INSTRUCTION: Gather up the lines that contain "living".

EXTRACTED ENTRIES:
....

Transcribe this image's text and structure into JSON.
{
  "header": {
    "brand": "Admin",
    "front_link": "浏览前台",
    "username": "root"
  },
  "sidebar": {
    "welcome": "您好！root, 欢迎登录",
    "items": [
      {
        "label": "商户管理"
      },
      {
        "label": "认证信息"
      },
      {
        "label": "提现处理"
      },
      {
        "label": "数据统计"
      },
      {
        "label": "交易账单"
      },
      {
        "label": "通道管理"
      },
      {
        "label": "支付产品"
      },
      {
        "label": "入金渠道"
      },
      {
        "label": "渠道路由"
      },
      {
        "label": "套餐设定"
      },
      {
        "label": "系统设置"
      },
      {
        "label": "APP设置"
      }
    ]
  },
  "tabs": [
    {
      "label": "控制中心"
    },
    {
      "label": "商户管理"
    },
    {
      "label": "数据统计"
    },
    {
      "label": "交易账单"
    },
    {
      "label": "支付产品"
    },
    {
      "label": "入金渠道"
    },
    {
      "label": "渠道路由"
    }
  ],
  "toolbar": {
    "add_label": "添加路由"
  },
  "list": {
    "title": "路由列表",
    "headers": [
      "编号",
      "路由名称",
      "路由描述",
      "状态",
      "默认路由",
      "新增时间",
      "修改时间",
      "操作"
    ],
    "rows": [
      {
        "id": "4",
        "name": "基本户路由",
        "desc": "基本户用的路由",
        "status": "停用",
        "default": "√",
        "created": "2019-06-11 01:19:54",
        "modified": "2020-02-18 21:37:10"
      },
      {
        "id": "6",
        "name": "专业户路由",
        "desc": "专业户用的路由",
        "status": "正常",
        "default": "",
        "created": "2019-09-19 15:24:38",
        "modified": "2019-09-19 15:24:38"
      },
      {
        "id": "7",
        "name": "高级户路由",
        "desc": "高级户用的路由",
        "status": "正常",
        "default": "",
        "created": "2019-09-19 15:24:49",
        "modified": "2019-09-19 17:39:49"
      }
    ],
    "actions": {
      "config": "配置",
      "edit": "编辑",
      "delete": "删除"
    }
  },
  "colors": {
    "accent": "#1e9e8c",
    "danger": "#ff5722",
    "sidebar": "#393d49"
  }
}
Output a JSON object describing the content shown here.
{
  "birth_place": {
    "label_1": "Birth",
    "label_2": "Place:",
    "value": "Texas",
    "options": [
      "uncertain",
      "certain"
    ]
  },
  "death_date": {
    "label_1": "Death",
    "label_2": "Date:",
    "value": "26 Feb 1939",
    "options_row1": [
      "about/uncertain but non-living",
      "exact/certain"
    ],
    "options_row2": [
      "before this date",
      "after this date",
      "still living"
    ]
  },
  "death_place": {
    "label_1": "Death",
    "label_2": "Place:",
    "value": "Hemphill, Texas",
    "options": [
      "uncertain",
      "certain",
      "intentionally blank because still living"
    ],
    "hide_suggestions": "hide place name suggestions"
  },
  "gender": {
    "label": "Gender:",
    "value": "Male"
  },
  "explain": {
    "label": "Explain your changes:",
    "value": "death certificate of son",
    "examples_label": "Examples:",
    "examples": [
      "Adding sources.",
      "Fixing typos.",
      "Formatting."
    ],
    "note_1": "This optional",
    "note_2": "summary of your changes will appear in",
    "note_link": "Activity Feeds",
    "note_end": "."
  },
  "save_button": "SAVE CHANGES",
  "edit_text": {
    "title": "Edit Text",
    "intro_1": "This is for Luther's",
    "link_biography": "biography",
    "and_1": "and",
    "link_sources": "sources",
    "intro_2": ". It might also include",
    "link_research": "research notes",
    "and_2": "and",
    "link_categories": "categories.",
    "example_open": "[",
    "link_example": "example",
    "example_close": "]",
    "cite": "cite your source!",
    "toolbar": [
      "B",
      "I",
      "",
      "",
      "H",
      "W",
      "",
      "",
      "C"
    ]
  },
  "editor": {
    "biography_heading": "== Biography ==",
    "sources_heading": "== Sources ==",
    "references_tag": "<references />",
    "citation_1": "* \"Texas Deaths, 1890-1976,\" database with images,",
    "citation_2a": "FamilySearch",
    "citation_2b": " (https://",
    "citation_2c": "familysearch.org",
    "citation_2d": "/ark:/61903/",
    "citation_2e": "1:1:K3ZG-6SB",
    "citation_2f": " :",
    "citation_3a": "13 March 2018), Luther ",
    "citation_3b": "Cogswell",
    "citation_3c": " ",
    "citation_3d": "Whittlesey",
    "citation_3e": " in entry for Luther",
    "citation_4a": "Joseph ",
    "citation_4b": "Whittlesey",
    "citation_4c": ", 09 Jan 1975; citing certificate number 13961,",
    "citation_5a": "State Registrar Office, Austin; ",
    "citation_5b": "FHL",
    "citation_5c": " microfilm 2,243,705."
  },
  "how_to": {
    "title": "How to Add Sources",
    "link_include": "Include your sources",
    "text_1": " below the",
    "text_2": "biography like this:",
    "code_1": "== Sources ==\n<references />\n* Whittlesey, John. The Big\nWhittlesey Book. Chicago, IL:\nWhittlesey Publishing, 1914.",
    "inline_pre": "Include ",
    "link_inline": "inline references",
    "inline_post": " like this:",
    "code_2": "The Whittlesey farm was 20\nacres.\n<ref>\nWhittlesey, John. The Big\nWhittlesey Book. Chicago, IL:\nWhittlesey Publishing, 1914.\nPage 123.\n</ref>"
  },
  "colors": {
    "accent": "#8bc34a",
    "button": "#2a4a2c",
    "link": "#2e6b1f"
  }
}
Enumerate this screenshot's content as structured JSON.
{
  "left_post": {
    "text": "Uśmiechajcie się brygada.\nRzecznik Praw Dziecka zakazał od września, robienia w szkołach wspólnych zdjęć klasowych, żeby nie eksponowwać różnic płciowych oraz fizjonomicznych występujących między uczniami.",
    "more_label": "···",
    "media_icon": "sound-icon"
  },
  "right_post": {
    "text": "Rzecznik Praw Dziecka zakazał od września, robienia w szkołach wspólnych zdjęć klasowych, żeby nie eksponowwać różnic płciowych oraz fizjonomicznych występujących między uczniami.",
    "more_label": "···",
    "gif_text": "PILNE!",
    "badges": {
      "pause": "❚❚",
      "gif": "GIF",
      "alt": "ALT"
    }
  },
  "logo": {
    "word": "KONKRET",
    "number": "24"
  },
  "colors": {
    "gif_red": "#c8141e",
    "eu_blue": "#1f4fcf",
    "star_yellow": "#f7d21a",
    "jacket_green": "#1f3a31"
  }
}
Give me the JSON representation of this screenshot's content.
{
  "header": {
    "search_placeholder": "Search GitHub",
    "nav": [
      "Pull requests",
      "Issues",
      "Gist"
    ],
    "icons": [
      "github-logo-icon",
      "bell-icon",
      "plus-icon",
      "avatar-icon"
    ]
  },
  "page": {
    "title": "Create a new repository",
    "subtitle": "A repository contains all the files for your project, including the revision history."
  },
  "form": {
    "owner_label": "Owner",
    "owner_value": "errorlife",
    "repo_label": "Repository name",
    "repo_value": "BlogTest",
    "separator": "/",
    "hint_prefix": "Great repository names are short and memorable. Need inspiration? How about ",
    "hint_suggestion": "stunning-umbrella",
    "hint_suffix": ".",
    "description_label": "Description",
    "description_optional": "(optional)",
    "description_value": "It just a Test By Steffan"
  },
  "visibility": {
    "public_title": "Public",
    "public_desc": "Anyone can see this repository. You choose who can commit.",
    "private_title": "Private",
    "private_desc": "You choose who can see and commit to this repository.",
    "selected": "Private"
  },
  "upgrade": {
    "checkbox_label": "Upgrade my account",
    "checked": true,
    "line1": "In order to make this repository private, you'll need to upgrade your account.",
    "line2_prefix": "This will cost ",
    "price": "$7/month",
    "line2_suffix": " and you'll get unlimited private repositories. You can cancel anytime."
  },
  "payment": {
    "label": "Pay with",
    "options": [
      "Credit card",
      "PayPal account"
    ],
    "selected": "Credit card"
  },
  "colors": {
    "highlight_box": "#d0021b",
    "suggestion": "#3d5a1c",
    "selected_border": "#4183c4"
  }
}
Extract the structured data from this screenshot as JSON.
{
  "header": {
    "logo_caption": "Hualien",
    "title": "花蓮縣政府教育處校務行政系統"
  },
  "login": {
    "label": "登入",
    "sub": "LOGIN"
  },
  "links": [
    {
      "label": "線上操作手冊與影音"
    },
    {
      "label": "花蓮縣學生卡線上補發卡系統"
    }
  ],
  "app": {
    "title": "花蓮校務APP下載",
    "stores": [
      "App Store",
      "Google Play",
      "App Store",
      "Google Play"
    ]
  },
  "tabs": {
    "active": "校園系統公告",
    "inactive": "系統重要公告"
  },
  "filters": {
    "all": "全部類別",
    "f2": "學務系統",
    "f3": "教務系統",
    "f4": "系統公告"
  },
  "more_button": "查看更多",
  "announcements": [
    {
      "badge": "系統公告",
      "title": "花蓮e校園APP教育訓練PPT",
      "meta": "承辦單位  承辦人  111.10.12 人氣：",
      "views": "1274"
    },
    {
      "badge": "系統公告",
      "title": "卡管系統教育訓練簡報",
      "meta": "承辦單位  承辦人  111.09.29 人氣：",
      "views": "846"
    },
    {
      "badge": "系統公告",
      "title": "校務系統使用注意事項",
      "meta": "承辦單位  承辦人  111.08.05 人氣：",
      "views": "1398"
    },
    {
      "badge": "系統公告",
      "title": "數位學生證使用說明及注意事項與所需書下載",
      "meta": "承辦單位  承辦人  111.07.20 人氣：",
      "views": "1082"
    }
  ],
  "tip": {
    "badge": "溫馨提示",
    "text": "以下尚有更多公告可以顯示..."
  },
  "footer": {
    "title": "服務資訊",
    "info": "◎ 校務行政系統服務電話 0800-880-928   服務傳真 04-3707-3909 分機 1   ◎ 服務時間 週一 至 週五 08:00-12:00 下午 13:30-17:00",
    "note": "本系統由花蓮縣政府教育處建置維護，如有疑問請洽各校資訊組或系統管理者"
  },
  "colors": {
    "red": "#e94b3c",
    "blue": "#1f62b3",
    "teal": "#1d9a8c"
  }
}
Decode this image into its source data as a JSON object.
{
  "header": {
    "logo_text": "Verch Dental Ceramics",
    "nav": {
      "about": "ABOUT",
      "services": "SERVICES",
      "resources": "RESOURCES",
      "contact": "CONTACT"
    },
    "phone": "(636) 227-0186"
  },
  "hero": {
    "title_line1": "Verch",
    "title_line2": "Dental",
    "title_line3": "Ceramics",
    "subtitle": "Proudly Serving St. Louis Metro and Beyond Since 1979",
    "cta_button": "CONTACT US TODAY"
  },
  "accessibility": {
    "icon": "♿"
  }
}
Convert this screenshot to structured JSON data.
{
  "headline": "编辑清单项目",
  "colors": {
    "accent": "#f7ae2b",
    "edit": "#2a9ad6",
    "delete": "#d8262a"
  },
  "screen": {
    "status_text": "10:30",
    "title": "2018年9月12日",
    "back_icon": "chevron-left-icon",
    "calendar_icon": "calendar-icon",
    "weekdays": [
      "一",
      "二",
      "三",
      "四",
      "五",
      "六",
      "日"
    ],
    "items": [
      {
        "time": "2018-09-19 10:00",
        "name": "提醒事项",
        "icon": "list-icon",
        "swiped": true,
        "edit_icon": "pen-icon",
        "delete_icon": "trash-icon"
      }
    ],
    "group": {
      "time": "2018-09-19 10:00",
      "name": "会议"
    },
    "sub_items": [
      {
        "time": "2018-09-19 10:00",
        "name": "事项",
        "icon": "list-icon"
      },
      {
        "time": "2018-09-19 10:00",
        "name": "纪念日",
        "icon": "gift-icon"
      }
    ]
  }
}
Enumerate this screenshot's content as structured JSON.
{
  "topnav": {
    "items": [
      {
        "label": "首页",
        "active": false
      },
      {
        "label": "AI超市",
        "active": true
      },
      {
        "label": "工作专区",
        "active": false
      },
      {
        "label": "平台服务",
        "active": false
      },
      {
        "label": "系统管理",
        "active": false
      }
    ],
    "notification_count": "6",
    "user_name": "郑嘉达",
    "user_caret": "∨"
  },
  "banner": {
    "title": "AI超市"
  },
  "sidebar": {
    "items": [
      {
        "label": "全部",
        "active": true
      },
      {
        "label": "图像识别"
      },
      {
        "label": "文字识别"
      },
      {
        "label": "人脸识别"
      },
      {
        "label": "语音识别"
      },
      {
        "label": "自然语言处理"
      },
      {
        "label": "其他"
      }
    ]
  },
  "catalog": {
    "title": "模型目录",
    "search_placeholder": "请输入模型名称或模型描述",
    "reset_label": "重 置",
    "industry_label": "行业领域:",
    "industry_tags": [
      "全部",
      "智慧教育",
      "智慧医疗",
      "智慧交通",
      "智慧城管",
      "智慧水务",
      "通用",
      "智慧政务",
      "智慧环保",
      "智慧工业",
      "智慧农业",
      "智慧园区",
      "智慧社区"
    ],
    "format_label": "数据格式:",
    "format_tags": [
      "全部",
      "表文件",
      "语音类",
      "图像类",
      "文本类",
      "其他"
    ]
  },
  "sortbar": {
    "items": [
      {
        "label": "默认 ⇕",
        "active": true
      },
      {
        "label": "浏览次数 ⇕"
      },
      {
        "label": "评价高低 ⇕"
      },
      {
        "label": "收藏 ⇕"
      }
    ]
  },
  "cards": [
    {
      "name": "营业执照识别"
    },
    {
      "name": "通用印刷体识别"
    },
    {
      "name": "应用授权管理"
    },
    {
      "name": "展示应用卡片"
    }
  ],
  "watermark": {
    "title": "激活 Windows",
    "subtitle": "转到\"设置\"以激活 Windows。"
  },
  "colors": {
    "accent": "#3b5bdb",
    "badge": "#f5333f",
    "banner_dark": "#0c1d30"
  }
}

....

PROBLEM SOLUTION:
      "about/uncertain but non-living",
      "still living"
      "intentionally blank because still living"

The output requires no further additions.